» WHAT IS REQUIRED:
Word for word, give the material below again, minus any images.

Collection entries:
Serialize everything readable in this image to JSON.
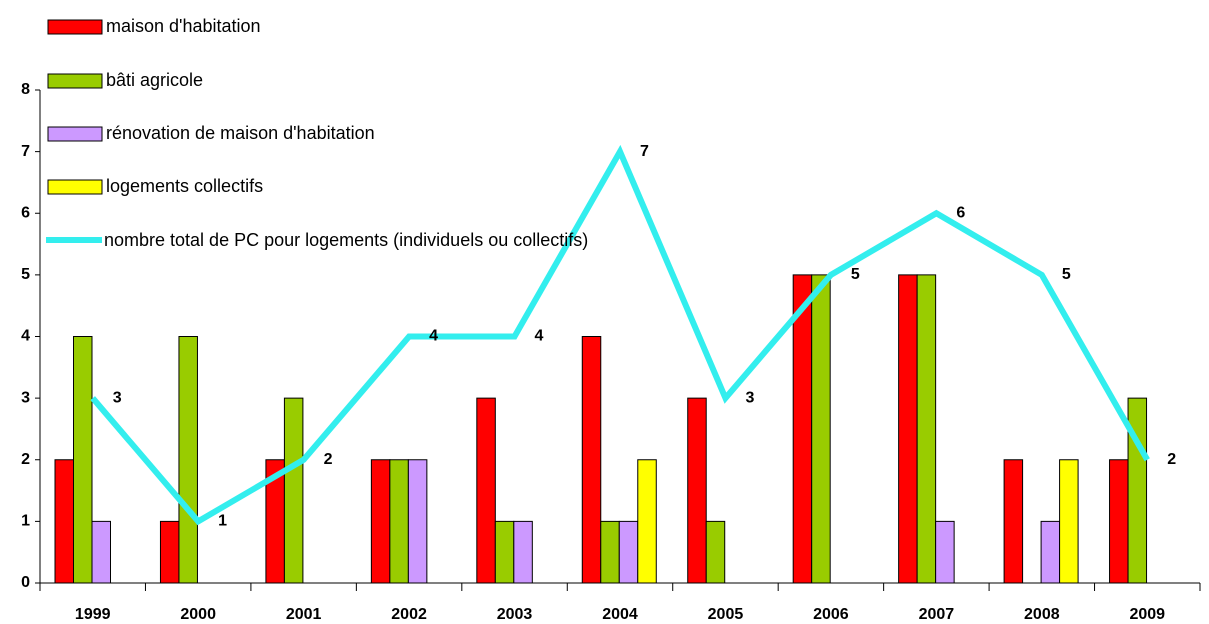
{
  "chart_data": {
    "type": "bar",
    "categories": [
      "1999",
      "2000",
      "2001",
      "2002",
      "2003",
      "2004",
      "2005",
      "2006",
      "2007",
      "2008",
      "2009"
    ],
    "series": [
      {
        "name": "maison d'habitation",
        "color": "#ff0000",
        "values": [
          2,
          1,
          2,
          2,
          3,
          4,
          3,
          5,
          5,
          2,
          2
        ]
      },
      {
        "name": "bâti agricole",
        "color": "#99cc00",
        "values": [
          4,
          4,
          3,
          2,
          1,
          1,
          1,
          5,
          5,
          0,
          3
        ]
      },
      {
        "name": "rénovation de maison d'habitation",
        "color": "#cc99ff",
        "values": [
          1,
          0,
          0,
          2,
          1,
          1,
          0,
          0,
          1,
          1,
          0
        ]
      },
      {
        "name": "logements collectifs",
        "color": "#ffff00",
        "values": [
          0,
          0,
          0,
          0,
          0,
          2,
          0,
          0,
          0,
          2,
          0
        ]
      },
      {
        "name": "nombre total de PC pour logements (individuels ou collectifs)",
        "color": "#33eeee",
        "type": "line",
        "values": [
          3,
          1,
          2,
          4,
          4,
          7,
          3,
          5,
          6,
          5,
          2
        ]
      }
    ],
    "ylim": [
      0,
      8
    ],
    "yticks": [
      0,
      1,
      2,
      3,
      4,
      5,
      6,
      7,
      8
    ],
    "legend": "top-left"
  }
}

» WRITTEN SOLUTION:
Serialize everything readable in this image to JSON.
{
  "chart_data": {
    "type": "bar",
    "categories": [
      "1999",
      "2000",
      "2001",
      "2002",
      "2003",
      "2004",
      "2005",
      "2006",
      "2007",
      "2008",
      "2009"
    ],
    "series": [
      {
        "name": "maison d'habitation",
        "color": "#ff0000",
        "values": [
          2,
          1,
          2,
          2,
          3,
          4,
          3,
          5,
          5,
          2,
          2
        ]
      },
      {
        "name": "bâti agricole",
        "color": "#99cc00",
        "values": [
          4,
          4,
          3,
          2,
          1,
          1,
          1,
          5,
          5,
          0,
          3
        ]
      },
      {
        "name": "rénovation de maison d'habitation",
        "color": "#cc99ff",
        "values": [
          1,
          0,
          0,
          2,
          1,
          1,
          0,
          0,
          1,
          1,
          0
        ]
      },
      {
        "name": "logements collectifs",
        "color": "#ffff00",
        "values": [
          0,
          0,
          0,
          0,
          0,
          2,
          0,
          0,
          0,
          2,
          0
        ]
      },
      {
        "name": "nombre total de PC pour logements (individuels ou collectifs)",
        "color": "#33eeee",
        "type": "line",
        "values": [
          3,
          1,
          2,
          4,
          4,
          7,
          3,
          5,
          6,
          5,
          2
        ]
      }
    ],
    "ylim": [
      0,
      8
    ],
    "yticks": [
      0,
      1,
      2,
      3,
      4,
      5,
      6,
      7,
      8
    ],
    "legend": "top-left"
  }
}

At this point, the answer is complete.